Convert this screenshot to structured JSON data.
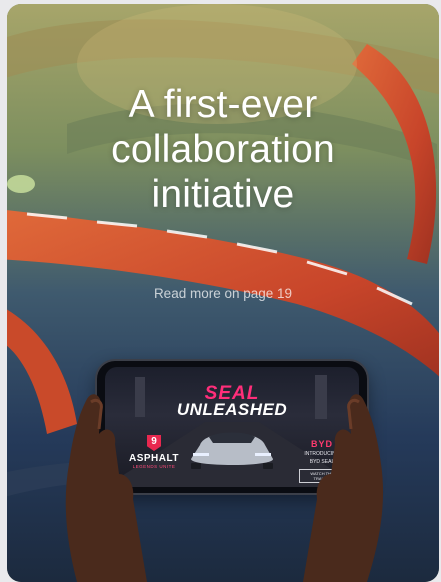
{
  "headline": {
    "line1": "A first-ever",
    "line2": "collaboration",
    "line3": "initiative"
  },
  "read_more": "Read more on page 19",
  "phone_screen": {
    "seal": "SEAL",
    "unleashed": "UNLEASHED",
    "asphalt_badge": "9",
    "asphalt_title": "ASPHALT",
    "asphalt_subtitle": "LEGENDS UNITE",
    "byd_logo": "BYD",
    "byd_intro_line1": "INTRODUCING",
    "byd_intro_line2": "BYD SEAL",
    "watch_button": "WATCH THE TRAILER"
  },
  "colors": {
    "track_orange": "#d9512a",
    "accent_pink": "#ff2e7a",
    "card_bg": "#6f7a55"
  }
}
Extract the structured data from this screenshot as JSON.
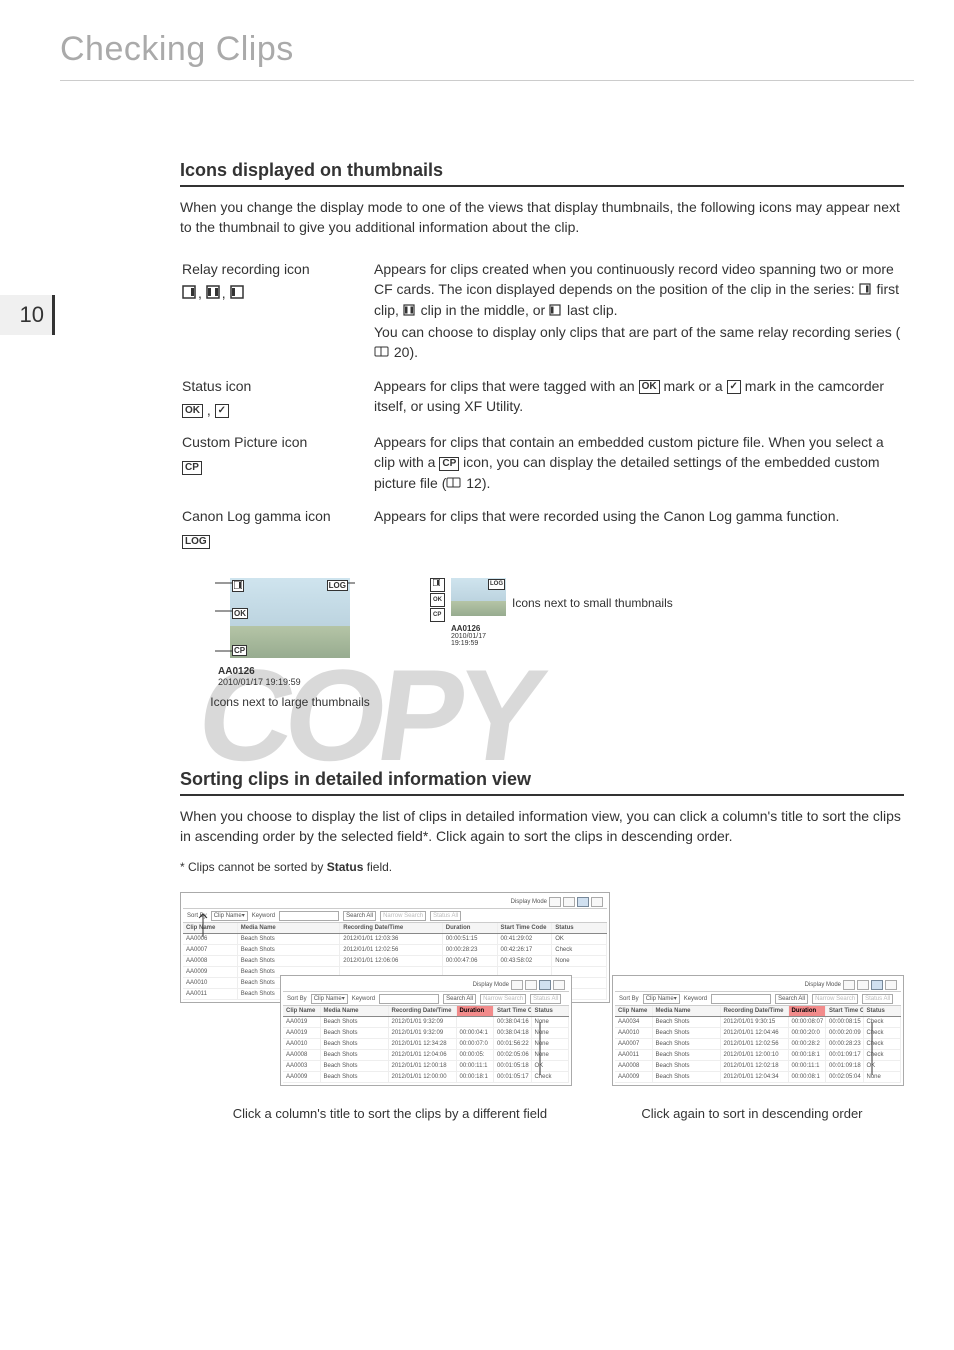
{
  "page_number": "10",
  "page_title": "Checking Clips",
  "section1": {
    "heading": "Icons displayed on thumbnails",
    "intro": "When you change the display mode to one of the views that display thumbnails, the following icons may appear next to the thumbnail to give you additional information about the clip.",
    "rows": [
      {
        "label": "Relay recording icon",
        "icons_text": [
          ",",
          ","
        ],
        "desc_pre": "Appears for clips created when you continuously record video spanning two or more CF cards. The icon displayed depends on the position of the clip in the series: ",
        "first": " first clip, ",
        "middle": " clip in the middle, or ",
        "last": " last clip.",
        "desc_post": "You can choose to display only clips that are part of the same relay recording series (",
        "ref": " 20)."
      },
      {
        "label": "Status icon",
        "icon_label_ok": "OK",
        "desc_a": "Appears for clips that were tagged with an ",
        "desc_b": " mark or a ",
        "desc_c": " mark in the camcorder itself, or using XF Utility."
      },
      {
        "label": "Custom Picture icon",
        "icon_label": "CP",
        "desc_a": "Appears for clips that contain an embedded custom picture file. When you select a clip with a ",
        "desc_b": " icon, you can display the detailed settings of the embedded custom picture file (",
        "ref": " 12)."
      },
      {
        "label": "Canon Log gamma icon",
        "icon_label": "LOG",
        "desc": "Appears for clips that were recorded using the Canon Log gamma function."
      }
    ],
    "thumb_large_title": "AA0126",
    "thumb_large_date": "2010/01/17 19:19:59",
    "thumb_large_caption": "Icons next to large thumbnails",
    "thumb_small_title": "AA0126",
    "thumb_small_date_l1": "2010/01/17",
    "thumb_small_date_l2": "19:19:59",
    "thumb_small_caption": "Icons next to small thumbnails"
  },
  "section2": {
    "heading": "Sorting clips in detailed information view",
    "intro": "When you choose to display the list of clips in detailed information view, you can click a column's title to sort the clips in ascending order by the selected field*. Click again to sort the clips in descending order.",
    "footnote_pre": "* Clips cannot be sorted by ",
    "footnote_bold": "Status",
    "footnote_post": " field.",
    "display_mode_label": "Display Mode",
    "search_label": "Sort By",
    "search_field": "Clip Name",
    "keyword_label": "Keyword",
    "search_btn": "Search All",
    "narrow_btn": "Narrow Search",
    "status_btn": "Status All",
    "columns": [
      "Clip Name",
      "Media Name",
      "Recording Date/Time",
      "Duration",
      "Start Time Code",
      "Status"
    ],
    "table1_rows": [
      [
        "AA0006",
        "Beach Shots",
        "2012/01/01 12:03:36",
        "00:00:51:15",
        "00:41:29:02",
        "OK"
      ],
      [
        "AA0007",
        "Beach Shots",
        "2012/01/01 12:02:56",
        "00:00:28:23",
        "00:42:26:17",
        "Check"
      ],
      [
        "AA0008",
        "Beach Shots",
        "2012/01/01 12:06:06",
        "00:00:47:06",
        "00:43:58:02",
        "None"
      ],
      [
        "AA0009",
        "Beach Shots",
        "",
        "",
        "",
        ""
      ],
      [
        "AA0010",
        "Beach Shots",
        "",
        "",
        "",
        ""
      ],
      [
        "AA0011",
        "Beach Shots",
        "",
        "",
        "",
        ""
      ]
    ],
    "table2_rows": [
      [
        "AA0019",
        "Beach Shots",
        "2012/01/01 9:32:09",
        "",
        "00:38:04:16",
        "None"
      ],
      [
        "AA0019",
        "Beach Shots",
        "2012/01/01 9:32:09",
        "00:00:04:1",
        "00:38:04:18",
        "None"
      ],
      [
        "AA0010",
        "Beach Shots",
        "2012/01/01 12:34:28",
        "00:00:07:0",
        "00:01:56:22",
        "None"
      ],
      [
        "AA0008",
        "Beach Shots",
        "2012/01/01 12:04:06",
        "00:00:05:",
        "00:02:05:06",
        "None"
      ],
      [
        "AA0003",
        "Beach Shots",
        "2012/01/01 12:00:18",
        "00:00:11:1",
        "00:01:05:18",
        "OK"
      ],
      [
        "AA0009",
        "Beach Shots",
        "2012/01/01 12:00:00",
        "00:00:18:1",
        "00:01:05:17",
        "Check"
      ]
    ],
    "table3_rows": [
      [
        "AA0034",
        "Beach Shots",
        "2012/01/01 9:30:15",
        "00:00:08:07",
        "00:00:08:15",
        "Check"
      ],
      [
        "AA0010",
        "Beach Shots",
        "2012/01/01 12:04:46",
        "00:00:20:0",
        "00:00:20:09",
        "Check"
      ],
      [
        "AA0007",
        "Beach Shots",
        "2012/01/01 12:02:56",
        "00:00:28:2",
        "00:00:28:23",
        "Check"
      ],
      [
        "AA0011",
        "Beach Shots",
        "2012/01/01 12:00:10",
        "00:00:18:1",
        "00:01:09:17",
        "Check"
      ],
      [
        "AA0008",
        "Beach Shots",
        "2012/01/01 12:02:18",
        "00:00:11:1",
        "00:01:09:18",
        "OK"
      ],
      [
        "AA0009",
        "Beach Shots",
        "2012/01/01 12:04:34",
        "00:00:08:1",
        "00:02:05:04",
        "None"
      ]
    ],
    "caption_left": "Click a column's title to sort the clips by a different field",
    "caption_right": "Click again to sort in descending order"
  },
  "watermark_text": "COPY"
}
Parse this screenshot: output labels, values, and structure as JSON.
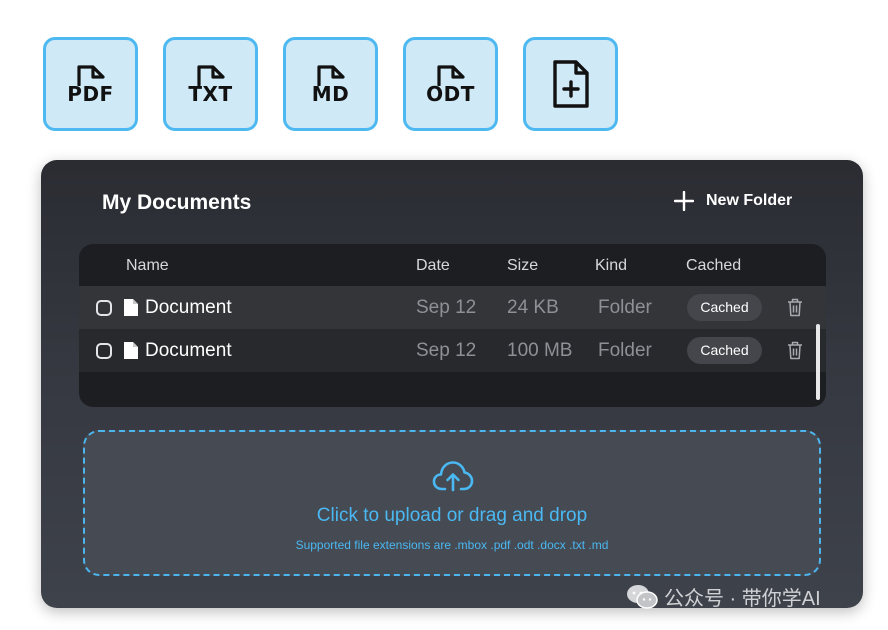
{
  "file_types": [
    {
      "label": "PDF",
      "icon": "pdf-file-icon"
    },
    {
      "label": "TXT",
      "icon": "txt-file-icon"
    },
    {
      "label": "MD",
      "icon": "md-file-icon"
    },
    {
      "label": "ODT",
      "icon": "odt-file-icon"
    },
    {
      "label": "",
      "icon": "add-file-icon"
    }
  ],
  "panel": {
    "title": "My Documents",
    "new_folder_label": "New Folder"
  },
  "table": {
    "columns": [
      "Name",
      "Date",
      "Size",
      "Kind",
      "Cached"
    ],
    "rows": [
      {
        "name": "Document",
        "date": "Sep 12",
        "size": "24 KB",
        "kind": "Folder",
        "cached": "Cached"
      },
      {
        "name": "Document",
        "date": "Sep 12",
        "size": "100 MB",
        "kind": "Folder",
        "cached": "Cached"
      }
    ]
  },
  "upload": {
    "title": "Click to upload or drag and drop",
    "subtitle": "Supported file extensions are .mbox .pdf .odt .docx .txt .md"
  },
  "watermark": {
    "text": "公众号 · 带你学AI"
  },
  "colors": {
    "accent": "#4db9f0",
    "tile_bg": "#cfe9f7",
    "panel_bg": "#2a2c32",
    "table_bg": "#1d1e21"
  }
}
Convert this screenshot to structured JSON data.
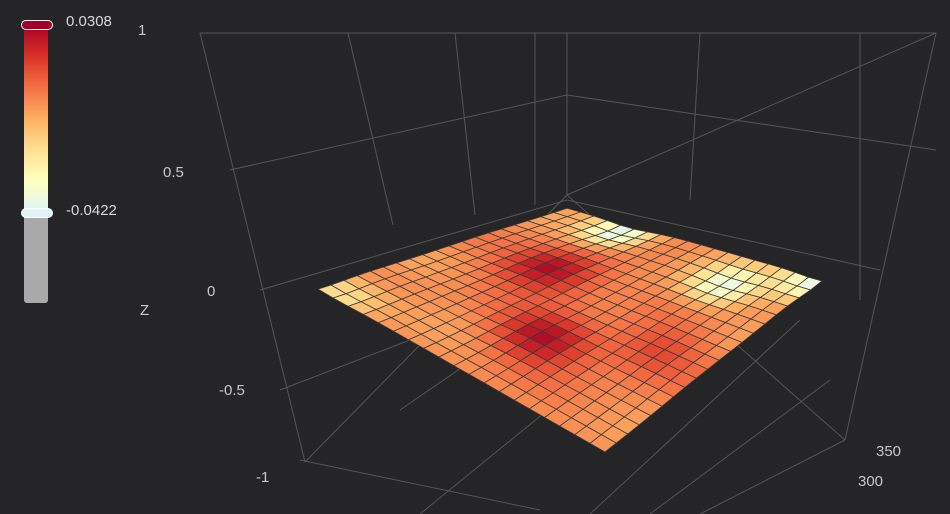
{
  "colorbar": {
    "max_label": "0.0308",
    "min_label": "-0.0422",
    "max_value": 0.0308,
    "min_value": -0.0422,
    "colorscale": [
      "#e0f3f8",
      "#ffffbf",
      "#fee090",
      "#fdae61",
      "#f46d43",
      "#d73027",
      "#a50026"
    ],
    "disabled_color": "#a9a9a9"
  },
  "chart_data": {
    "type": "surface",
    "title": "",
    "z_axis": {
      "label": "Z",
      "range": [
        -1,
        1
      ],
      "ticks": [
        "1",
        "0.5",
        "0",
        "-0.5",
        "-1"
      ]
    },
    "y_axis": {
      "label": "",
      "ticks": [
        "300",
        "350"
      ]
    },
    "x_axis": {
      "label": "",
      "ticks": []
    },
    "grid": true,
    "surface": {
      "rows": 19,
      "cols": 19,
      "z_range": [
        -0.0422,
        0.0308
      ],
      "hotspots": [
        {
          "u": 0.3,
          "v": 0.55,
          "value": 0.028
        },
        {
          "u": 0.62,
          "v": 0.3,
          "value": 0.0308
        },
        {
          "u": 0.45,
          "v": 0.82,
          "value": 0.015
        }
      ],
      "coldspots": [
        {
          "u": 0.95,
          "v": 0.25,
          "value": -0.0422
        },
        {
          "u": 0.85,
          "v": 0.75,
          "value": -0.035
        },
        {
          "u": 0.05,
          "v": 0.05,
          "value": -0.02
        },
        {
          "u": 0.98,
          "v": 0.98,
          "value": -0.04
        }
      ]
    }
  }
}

:::::

STATED PROBLEM:
Report the number of lines that contain "information", with no other words.

FULL SOLUTION:
3